> WHAT YOU WILL DO
Render every entry exactly as it appears.

> DATASET
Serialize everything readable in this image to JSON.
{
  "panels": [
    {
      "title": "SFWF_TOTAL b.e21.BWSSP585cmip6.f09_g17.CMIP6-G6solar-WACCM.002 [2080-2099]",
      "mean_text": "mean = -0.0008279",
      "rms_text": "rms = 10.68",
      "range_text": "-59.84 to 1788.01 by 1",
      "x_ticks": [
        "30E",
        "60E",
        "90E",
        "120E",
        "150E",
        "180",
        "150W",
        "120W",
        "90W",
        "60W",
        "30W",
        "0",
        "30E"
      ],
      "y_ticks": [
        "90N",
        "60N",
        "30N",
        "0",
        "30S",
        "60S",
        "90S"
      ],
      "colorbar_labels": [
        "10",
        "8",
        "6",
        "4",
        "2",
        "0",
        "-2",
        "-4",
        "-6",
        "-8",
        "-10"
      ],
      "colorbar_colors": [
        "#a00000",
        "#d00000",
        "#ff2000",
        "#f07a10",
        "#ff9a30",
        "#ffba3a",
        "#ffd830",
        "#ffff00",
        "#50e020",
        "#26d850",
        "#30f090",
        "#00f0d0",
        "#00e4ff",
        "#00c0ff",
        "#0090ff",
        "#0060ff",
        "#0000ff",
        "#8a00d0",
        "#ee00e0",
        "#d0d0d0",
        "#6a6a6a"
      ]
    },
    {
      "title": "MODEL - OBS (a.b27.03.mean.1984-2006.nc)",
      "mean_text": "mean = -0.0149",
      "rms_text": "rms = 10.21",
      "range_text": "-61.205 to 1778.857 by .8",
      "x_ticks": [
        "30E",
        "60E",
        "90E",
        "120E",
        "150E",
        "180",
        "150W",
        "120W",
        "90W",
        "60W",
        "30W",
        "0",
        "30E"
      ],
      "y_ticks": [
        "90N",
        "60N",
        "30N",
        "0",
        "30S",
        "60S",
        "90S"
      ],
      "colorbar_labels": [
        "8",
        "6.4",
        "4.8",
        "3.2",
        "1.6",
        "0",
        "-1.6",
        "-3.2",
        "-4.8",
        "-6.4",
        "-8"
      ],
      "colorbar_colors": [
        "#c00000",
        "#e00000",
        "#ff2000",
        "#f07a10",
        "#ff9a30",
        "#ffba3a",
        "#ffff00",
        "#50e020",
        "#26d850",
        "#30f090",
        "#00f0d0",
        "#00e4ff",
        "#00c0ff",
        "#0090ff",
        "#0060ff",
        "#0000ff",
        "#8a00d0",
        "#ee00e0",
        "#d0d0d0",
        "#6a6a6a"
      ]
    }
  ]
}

> SOLUTION FOR THIS EXERCISE
Serialize everything readable in this image to JSON.
{
  "panels": [
    {
      "title": "SFWF_TOTAL b.e21.BWSSP585cmip6.f09_g17.CMIP6-G6solar-WACCM.002 [2080-2099]",
      "mean_text": "mean = -0.0008279",
      "rms_text": "rms = 10.68",
      "range_text": "-59.84 to 1788.01 by 1",
      "x_ticks": [
        "30E",
        "60E",
        "90E",
        "120E",
        "150E",
        "180",
        "150W",
        "120W",
        "90W",
        "60W",
        "30W",
        "0",
        "30E"
      ],
      "y_ticks": [
        "90N",
        "60N",
        "30N",
        "0",
        "30S",
        "60S",
        "90S"
      ],
      "colorbar_labels": [
        "10",
        "8",
        "6",
        "4",
        "2",
        "0",
        "-2",
        "-4",
        "-6",
        "-8",
        "-10"
      ],
      "colorbar_colors": [
        "#a00000",
        "#d00000",
        "#ff2000",
        "#f07a10",
        "#ff9a30",
        "#ffba3a",
        "#ffd830",
        "#ffff00",
        "#50e020",
        "#26d850",
        "#30f090",
        "#00f0d0",
        "#00e4ff",
        "#00c0ff",
        "#0090ff",
        "#0060ff",
        "#0000ff",
        "#8a00d0",
        "#ee00e0",
        "#d0d0d0",
        "#6a6a6a"
      ]
    },
    {
      "title": "MODEL - OBS (a.b27.03.mean.1984-2006.nc)",
      "mean_text": "mean = -0.0149",
      "rms_text": "rms = 10.21",
      "range_text": "-61.205 to 1778.857 by .8",
      "x_ticks": [
        "30E",
        "60E",
        "90E",
        "120E",
        "150E",
        "180",
        "150W",
        "120W",
        "90W",
        "60W",
        "30W",
        "0",
        "30E"
      ],
      "y_ticks": [
        "90N",
        "60N",
        "30N",
        "0",
        "30S",
        "60S",
        "90S"
      ],
      "colorbar_labels": [
        "8",
        "6.4",
        "4.8",
        "3.2",
        "1.6",
        "0",
        "-1.6",
        "-3.2",
        "-4.8",
        "-6.4",
        "-8"
      ],
      "colorbar_colors": [
        "#c00000",
        "#e00000",
        "#ff2000",
        "#f07a10",
        "#ff9a30",
        "#ffba3a",
        "#ffff00",
        "#50e020",
        "#26d850",
        "#30f090",
        "#00f0d0",
        "#00e4ff",
        "#00c0ff",
        "#0090ff",
        "#0060ff",
        "#0000ff",
        "#8a00d0",
        "#ee00e0",
        "#d0d0d0",
        "#6a6a6a"
      ]
    }
  ]
}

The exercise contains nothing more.